• [What this task involves] Check each line of the records for "输卵管堵塞"; collect those that have it.

• [Dataset excerpts]
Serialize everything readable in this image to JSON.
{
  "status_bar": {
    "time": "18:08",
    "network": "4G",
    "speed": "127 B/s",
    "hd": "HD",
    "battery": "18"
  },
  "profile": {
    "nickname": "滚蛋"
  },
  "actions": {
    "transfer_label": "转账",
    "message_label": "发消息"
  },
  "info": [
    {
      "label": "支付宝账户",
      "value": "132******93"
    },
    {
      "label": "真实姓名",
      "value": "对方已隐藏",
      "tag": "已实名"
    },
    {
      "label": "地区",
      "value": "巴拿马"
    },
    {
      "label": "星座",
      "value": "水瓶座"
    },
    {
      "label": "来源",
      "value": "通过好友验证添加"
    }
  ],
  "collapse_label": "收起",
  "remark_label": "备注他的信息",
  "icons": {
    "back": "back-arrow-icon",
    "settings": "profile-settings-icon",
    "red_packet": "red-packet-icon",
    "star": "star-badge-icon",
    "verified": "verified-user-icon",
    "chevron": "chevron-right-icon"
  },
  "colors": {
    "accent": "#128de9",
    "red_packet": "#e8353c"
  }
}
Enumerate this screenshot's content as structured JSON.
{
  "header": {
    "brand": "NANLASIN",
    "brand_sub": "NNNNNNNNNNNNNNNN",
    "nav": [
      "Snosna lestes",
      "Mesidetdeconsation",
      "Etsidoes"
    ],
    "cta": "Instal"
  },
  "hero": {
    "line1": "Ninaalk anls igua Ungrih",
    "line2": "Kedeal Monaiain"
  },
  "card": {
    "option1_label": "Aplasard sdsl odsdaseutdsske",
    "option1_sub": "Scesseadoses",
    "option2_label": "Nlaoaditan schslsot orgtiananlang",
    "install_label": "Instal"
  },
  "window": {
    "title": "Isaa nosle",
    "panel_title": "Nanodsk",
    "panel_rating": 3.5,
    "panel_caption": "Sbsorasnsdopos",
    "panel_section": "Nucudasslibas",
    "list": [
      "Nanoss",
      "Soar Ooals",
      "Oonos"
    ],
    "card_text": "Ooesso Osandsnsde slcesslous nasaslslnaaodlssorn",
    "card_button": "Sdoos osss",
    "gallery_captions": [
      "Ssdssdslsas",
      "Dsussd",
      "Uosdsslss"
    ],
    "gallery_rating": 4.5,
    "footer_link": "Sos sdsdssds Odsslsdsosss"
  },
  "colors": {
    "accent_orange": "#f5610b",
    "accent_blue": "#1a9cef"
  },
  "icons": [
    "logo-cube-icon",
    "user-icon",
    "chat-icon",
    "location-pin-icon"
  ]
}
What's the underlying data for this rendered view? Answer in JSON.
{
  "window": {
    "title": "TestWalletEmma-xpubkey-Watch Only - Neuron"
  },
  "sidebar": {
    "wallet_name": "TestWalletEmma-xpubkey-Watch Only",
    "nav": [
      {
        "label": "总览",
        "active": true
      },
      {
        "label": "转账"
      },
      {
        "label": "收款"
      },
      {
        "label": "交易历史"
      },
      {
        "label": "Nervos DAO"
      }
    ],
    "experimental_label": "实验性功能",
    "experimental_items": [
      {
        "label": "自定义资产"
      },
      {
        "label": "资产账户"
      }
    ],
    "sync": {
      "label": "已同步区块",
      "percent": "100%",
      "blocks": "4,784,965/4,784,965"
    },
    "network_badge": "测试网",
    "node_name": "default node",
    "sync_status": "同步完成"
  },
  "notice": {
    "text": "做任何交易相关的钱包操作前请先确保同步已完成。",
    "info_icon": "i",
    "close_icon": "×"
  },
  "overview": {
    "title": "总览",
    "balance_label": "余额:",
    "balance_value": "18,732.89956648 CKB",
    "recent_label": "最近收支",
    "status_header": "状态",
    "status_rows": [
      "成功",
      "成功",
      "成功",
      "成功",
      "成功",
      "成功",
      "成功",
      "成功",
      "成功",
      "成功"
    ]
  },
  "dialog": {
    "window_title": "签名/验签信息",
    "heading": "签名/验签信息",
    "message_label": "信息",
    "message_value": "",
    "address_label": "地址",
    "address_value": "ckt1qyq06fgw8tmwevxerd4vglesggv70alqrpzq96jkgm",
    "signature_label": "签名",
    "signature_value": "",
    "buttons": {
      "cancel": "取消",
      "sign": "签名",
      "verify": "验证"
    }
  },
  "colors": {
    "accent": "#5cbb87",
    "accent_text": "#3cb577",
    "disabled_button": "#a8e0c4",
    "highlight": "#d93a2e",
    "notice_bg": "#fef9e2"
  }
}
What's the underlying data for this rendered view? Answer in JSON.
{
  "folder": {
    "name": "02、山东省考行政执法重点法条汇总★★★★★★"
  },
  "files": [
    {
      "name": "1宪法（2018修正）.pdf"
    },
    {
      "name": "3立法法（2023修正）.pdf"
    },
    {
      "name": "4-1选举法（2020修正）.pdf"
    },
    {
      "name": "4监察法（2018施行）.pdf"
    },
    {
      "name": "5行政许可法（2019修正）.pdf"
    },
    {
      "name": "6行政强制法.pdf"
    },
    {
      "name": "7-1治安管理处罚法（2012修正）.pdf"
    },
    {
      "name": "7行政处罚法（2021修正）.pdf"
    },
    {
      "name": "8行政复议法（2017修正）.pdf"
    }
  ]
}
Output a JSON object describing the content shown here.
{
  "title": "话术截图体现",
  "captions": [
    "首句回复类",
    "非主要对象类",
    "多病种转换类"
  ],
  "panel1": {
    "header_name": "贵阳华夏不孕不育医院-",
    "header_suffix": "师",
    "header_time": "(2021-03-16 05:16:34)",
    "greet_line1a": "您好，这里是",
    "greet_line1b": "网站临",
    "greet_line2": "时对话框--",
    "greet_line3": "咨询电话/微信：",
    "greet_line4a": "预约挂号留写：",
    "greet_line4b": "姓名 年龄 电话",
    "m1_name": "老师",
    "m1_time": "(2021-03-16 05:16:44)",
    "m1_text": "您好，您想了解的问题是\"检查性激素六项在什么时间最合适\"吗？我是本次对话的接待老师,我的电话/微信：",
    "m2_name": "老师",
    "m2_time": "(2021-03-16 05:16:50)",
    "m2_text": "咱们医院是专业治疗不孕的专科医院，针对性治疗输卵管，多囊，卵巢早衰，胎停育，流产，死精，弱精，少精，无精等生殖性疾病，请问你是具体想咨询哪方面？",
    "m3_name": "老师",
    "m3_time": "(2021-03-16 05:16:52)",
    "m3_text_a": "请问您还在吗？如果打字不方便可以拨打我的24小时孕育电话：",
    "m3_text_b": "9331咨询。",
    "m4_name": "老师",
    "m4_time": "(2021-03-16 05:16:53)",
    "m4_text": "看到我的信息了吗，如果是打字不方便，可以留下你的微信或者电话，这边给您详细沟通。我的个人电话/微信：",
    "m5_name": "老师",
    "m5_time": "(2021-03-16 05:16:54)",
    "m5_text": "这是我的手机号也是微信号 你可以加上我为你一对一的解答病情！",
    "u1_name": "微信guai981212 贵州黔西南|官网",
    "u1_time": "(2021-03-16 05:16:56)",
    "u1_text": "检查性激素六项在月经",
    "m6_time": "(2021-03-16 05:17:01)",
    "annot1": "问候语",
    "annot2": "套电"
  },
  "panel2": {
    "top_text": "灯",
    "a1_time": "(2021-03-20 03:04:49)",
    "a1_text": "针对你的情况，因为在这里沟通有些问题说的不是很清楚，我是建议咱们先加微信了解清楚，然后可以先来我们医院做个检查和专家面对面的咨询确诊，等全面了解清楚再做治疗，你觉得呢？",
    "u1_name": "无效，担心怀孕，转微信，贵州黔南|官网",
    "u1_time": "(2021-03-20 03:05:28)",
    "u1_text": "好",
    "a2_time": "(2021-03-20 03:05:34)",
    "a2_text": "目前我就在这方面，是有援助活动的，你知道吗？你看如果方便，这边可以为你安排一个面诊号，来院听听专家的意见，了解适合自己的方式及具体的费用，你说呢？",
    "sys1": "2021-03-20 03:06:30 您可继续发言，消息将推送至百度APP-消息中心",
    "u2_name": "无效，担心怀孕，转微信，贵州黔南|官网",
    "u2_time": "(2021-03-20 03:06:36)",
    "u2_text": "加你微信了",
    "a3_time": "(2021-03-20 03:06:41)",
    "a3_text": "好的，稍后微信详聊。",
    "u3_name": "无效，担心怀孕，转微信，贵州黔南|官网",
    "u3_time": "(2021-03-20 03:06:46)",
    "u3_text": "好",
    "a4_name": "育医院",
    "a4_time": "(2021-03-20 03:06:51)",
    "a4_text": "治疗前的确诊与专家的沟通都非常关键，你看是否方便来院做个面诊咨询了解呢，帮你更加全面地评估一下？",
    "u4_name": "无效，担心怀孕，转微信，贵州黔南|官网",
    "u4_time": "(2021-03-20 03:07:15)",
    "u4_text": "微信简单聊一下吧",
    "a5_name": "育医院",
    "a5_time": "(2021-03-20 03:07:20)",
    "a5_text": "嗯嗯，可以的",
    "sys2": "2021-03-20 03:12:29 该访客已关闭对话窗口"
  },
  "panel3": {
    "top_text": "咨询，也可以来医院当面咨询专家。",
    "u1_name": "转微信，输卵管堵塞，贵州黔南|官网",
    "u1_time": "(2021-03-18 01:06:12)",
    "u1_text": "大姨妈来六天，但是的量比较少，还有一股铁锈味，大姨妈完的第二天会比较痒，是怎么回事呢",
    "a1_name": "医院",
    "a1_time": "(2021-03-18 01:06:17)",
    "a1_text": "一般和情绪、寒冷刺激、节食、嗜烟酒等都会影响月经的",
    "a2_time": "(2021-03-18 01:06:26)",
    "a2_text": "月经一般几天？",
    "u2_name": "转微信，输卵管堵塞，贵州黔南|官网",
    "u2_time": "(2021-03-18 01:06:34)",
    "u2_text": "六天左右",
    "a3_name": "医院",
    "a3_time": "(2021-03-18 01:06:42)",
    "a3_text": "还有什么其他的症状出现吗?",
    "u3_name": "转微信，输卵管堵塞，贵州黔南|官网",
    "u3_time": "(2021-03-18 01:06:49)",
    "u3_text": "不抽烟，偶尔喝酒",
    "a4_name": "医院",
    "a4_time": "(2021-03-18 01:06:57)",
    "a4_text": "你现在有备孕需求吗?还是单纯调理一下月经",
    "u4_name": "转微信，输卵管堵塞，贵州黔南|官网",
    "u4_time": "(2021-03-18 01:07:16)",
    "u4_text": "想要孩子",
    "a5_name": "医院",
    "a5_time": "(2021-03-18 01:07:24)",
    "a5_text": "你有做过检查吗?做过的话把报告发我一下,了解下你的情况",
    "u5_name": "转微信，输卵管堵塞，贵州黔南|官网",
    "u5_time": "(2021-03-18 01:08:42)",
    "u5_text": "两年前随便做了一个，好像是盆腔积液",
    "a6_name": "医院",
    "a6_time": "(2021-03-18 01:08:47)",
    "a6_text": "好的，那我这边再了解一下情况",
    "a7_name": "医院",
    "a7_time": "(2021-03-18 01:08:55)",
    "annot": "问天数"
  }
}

• [Task output]
    "u1_name": "转微信，输卵管堵塞，贵州黔南|官网",
    "u2_name": "转微信，输卵管堵塞，贵州黔南|官网",
    "u3_name": "转微信，输卵管堵塞，贵州黔南|官网",
    "u4_name": "转微信，输卵管堵塞，贵州黔南|官网",
    "u5_name": "转微信，输卵管堵塞，贵州黔南|官网",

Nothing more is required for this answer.